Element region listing
_ _ _ _ _
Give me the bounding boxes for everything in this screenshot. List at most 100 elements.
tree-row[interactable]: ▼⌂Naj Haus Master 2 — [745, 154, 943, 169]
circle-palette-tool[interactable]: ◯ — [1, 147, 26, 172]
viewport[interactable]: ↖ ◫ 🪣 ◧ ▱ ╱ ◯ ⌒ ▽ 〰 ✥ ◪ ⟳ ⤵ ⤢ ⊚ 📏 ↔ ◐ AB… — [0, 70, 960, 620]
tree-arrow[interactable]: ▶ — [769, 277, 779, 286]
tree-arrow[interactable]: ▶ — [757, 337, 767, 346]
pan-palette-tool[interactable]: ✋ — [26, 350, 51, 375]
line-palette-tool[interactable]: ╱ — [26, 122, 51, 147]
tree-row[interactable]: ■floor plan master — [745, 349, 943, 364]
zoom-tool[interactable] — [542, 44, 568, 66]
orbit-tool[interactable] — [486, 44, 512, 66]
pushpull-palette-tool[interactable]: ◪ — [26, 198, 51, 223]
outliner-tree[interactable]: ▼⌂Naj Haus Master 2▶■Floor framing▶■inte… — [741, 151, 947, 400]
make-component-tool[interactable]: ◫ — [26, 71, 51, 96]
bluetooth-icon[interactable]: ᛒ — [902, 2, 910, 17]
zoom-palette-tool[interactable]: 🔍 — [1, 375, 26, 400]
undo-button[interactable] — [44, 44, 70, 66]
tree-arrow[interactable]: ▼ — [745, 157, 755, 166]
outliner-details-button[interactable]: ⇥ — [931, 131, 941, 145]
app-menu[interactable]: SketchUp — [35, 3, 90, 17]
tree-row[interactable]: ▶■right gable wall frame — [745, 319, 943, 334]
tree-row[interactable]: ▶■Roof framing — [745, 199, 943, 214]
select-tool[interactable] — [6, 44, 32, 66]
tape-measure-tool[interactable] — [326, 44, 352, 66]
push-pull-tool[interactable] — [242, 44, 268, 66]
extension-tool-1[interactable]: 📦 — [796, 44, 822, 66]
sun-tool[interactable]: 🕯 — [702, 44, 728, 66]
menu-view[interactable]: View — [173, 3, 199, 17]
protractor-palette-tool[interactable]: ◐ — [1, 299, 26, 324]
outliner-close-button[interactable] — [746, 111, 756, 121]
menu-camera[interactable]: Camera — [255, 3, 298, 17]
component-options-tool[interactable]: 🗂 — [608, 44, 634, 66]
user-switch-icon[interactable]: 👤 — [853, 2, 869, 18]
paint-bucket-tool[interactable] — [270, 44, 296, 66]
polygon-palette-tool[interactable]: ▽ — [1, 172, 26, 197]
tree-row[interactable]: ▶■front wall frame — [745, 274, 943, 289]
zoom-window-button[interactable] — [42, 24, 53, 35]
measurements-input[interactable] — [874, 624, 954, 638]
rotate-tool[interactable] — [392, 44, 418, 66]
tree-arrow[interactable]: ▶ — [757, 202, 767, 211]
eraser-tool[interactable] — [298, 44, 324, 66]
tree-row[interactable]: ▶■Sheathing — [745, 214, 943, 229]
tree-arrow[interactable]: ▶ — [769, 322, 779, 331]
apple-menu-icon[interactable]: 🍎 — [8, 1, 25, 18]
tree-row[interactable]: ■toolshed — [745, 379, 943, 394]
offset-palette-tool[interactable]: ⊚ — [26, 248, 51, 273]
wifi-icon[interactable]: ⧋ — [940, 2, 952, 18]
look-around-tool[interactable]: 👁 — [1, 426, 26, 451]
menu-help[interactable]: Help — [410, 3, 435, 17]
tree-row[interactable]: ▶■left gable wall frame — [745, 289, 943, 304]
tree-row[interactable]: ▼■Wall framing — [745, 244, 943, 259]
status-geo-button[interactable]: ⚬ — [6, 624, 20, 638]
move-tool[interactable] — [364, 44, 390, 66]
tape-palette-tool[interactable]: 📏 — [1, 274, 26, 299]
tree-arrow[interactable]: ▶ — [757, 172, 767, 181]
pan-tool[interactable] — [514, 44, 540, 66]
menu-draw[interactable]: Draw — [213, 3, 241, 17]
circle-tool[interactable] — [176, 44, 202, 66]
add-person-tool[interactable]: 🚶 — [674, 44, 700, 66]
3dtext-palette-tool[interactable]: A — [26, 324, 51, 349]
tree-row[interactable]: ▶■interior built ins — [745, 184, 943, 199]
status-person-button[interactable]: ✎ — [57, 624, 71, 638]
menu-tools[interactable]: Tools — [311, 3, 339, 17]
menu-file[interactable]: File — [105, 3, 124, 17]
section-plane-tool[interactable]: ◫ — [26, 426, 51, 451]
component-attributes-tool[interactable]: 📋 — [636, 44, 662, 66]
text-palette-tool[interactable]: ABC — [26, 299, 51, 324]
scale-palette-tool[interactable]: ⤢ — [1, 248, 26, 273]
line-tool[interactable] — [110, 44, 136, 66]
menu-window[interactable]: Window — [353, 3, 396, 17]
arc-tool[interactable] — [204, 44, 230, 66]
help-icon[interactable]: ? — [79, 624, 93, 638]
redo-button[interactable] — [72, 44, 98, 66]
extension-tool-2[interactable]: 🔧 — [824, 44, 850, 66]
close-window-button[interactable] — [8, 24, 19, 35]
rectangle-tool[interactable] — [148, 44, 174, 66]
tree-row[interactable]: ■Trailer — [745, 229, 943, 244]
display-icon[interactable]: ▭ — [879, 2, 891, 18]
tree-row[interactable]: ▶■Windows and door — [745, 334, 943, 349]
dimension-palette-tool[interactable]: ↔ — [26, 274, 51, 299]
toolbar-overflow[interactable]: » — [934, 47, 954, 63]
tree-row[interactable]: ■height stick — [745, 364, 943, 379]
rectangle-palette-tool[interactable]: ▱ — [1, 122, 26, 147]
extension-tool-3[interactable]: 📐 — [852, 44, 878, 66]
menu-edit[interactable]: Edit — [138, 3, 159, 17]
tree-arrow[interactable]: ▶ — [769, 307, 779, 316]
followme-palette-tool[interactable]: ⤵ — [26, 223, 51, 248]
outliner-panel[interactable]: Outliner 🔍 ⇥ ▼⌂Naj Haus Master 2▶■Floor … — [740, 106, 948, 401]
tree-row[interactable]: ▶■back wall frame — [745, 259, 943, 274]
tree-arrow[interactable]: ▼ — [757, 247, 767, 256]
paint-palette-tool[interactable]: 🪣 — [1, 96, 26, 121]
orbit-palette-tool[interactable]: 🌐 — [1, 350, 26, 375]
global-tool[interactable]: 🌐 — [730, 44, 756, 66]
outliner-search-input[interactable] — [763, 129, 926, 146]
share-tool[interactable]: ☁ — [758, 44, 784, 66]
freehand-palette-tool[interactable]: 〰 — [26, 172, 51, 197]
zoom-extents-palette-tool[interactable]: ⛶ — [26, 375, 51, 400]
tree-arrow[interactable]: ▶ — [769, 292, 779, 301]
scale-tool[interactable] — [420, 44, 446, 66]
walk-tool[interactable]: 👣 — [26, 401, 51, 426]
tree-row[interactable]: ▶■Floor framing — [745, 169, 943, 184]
_ _ _ _ _
Reproduce the entire listing above verbatim, keeping every line in its original order.

Give me the bounding boxes for everything in this screenshot. List at most 100 elements.
tree-row[interactable]: ▼⌂Naj Haus Master 2 — [745, 154, 943, 169]
circle-palette-tool[interactable]: ◯ — [1, 147, 26, 172]
viewport[interactable]: ↖ ◫ 🪣 ◧ ▱ ╱ ◯ ⌒ ▽ 〰 ✥ ◪ ⟳ ⤵ ⤢ ⊚ 📏 ↔ ◐ AB… — [0, 70, 960, 620]
tree-arrow[interactable]: ▶ — [769, 277, 779, 286]
tree-arrow[interactable]: ▶ — [757, 337, 767, 346]
pan-palette-tool[interactable]: ✋ — [26, 350, 51, 375]
line-palette-tool[interactable]: ╱ — [26, 122, 51, 147]
tree-row[interactable]: ■floor plan master — [745, 349, 943, 364]
zoom-tool[interactable] — [542, 44, 568, 66]
orbit-tool[interactable] — [486, 44, 512, 66]
pushpull-palette-tool[interactable]: ◪ — [26, 198, 51, 223]
outliner-tree[interactable]: ▼⌂Naj Haus Master 2▶■Floor framing▶■inte… — [741, 151, 947, 400]
make-component-tool[interactable]: ◫ — [26, 71, 51, 96]
bluetooth-icon[interactable]: ᛒ — [902, 2, 910, 17]
zoom-palette-tool[interactable]: 🔍 — [1, 375, 26, 400]
undo-button[interactable] — [44, 44, 70, 66]
tree-arrow[interactable]: ▼ — [745, 157, 755, 166]
outliner-details-button[interactable]: ⇥ — [931, 131, 941, 145]
app-menu[interactable]: SketchUp — [35, 3, 90, 17]
tree-row[interactable]: ▶■right gable wall frame — [745, 319, 943, 334]
tree-row[interactable]: ▶■Roof framing — [745, 199, 943, 214]
select-tool[interactable] — [6, 44, 32, 66]
tape-measure-tool[interactable] — [326, 44, 352, 66]
push-pull-tool[interactable] — [242, 44, 268, 66]
extension-tool-1[interactable]: 📦 — [796, 44, 822, 66]
sun-tool[interactable]: 🕯 — [702, 44, 728, 66]
menu-view[interactable]: View — [173, 3, 199, 17]
protractor-palette-tool[interactable]: ◐ — [1, 299, 26, 324]
outliner-close-button[interactable] — [746, 111, 756, 121]
menu-camera[interactable]: Camera — [255, 3, 298, 17]
component-options-tool[interactable]: 🗂 — [608, 44, 634, 66]
user-switch-icon[interactable]: 👤 — [853, 2, 869, 18]
paint-bucket-tool[interactable] — [270, 44, 296, 66]
polygon-palette-tool[interactable]: ▽ — [1, 172, 26, 197]
tree-row[interactable]: ▶■front wall frame — [745, 274, 943, 289]
zoom-window-button[interactable] — [42, 24, 53, 35]
measurements-input[interactable] — [874, 624, 954, 638]
rotate-tool[interactable] — [392, 44, 418, 66]
tree-arrow[interactable]: ▶ — [757, 202, 767, 211]
eraser-tool[interactable] — [298, 44, 324, 66]
tree-row[interactable]: ▶■Sheathing — [745, 214, 943, 229]
tree-arrow[interactable]: ▶ — [769, 322, 779, 331]
apple-menu-icon[interactable]: 🍎 — [8, 1, 25, 18]
tree-row[interactable]: ■toolshed — [745, 379, 943, 394]
offset-palette-tool[interactable]: ⊚ — [26, 248, 51, 273]
wifi-icon[interactable]: ⧋ — [940, 2, 952, 18]
look-around-tool[interactable]: 👁 — [1, 426, 26, 451]
menu-help[interactable]: Help — [410, 3, 435, 17]
tree-row[interactable]: ▶■left gable wall frame — [745, 289, 943, 304]
tree-row[interactable]: ▼■Wall framing — [745, 244, 943, 259]
status-geo-button[interactable]: ⚬ — [6, 624, 20, 638]
move-tool[interactable] — [364, 44, 390, 66]
tape-palette-tool[interactable]: 📏 — [1, 274, 26, 299]
tree-arrow[interactable]: ▶ — [757, 172, 767, 181]
pan-tool[interactable] — [514, 44, 540, 66]
menu-draw[interactable]: Draw — [213, 3, 241, 17]
circle-tool[interactable] — [176, 44, 202, 66]
add-person-tool[interactable]: 🚶 — [674, 44, 700, 66]
3dtext-palette-tool[interactable]: A — [26, 324, 51, 349]
tree-row[interactable]: ▶■interior built ins — [745, 184, 943, 199]
status-person-button[interactable]: ✎ — [57, 624, 71, 638]
menu-tools[interactable]: Tools — [311, 3, 339, 17]
menu-file[interactable]: File — [105, 3, 124, 17]
section-plane-tool[interactable]: ◫ — [26, 426, 51, 451]
component-attributes-tool[interactable]: 📋 — [636, 44, 662, 66]
text-palette-tool[interactable]: ABC — [26, 299, 51, 324]
scale-palette-tool[interactable]: ⤢ — [1, 248, 26, 273]
line-tool[interactable] — [110, 44, 136, 66]
menu-window[interactable]: Window — [353, 3, 396, 17]
arc-tool[interactable] — [204, 44, 230, 66]
help-icon[interactable]: ? — [79, 624, 93, 638]
redo-button[interactable] — [72, 44, 98, 66]
extension-tool-2[interactable]: 🔧 — [824, 44, 850, 66]
close-window-button[interactable] — [8, 24, 19, 35]
rectangle-tool[interactable] — [148, 44, 174, 66]
tree-row[interactable]: ■Trailer — [745, 229, 943, 244]
display-icon[interactable]: ▭ — [879, 2, 891, 18]
tree-row[interactable]: ▶■Windows and door — [745, 334, 943, 349]
dimension-palette-tool[interactable]: ↔ — [26, 274, 51, 299]
toolbar-overflow[interactable]: » — [934, 47, 954, 63]
tree-row[interactable]: ■height stick — [745, 364, 943, 379]
rectangle-palette-tool[interactable]: ▱ — [1, 122, 26, 147]
extension-tool-3[interactable]: 📐 — [852, 44, 878, 66]
menu-edit[interactable]: Edit — [138, 3, 159, 17]
tree-arrow[interactable]: ▶ — [769, 307, 779, 316]
followme-palette-tool[interactable]: ⤵ — [26, 223, 51, 248]
outliner-panel[interactable]: Outliner 🔍 ⇥ ▼⌂Naj Haus Master 2▶■Floor … — [740, 106, 948, 401]
tree-row[interactable]: ▶■back wall frame — [745, 259, 943, 274]
tree-arrow[interactable]: ▼ — [757, 247, 767, 256]
paint-palette-tool[interactable]: 🪣 — [1, 96, 26, 121]
orbit-palette-tool[interactable]: 🌐 — [1, 350, 26, 375]
global-tool[interactable]: 🌐 — [730, 44, 756, 66]
outliner-search-input[interactable] — [763, 129, 926, 146]
share-tool[interactable]: ☁ — [758, 44, 784, 66]
freehand-palette-tool[interactable]: 〰 — [26, 172, 51, 197]
zoom-extents-palette-tool[interactable]: ⛶ — [26, 375, 51, 400]
tree-arrow[interactable]: ▶ — [769, 292, 779, 301]
scale-tool[interactable] — [420, 44, 446, 66]
walk-tool[interactable]: 👣 — [26, 401, 51, 426]
tree-row[interactable]: ▶■Floor framing — [745, 169, 943, 184]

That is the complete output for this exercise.